(PROVIDED RECORDS)
==================================================

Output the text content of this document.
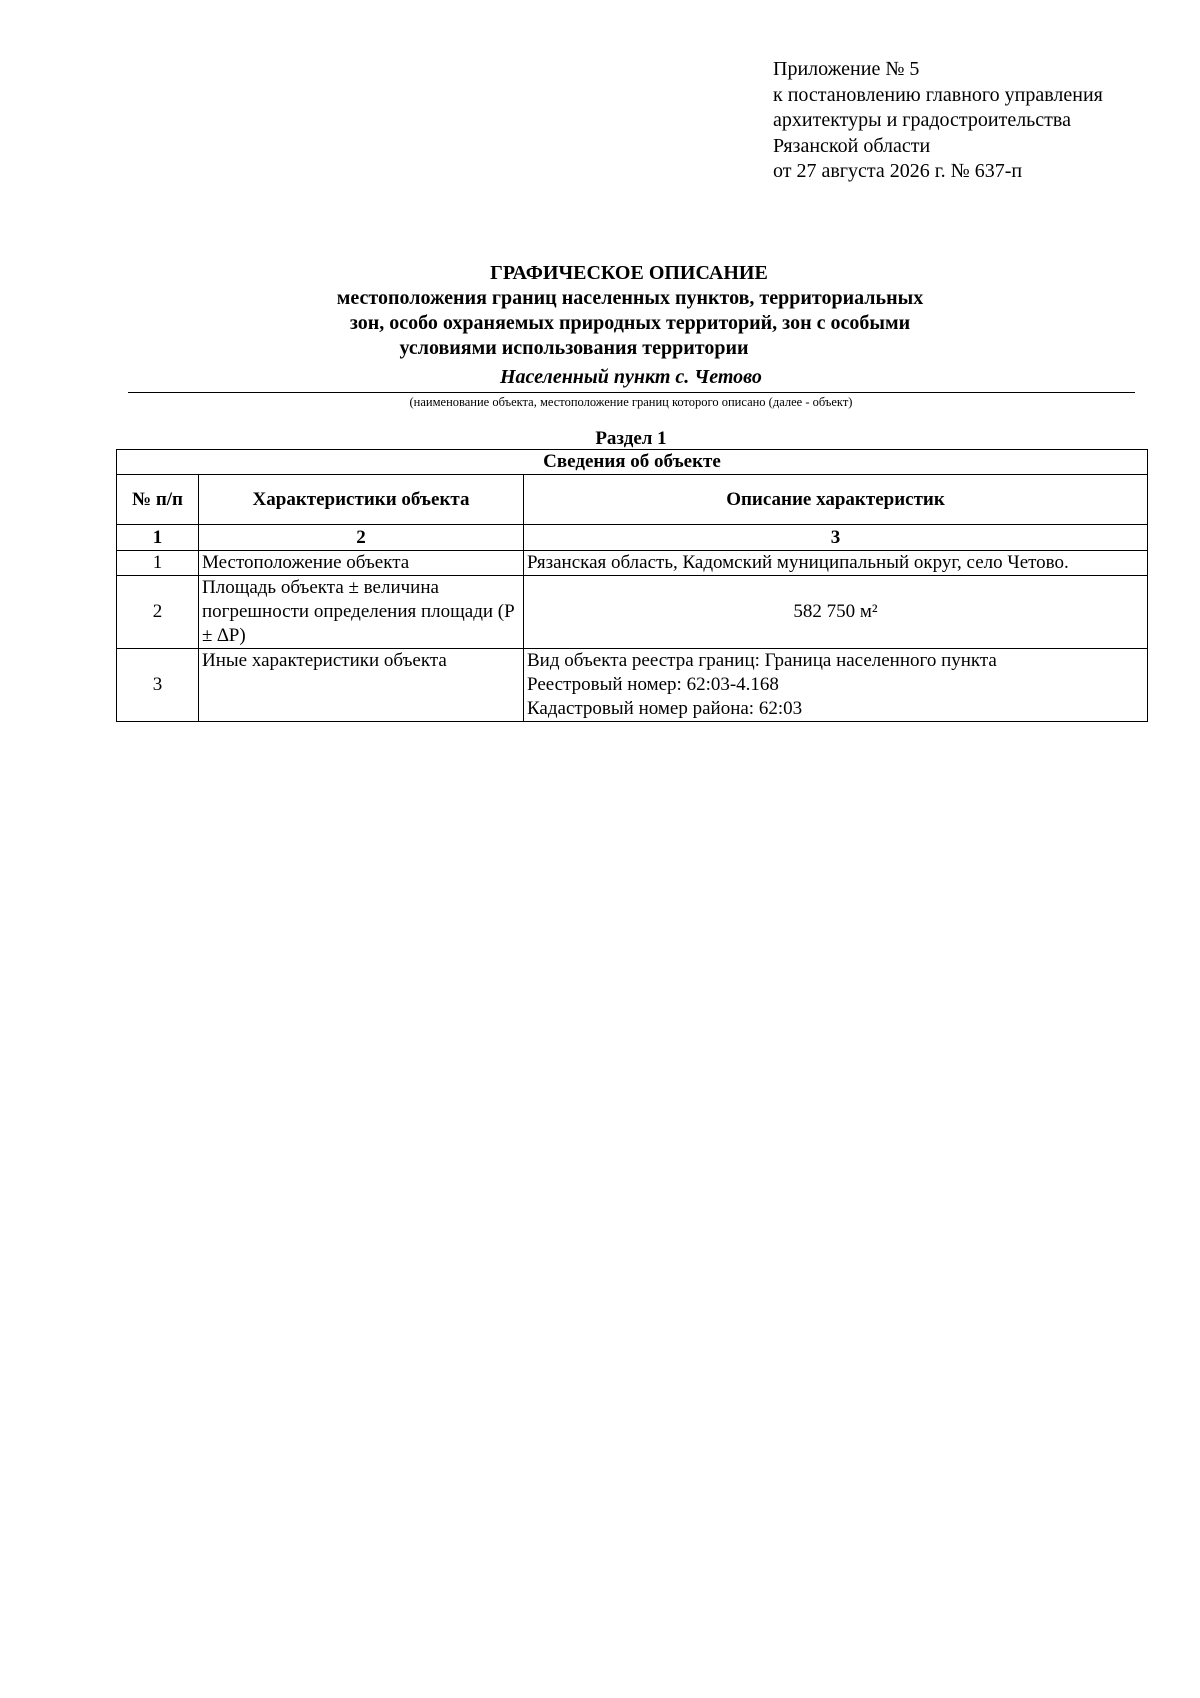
Приложение № 5
к постановлению главного управления
архитектуры и градостроительства
Рязанской области
от 27 августа 2026 г. № 637-п
ГРАФИЧЕСКОЕ ОПИСАНИЕ
местоположения границ населенных пунктов, территориальных
зон, особо охраняемых природных территорий, зон с особыми
условиями использования территории
Населенный пункт с. Четово
(наименование объекта, местоположение границ которого описано (далее - объект)
Раздел 1
Сведения об объекте		
№ п/п	Характеристики объекта	Описание характеристик
1	2	3
1	Местоположение объекта	Рязанская область, Кадомский муниципальный округ, село Четово.
2	Площадь объекта ± величина погрешности определения площади (P ± ∆P)	582 750 м²
3	Иные характеристики объекта	Вид объекта реестра границ: Граница населенного пункта
Реестровый номер: 62:03-4.168
Кадастровый номер района: 62:03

==================================================

(TASK DESCRIPTION) Set down the records in full and exactly. Do not carry over any image.

(FULL OUTPUT)
Output the text content of this document.
Приложение № 5
к постановлению главного управления
архитектуры и градостроительства
Рязанской области
от 27 августа 2026 г. № 637-п
ГРАФИЧЕСКОЕ ОПИСАНИЕ
местоположения границ населенных пунктов, территориальных
зон, особо охраняемых природных территорий, зон с особыми
условиями использования территории
Населенный пункт с. Четово
(наименование объекта, местоположение границ которого описано (далее - объект)
Раздел 1
Сведения об объекте		
№ п/п	Характеристики объекта	Описание характеристик
1	2	3
1	Местоположение объекта	Рязанская область, Кадомский муниципальный округ, село Четово.
2	Площадь объекта ± величина погрешности определения площади (P ± ∆P)	582 750 м²
3	Иные характеристики объекта	Вид объекта реестра границ: Граница населенного пункта
Реестровый номер: 62:03-4.168
Кадастровый номер района: 62:03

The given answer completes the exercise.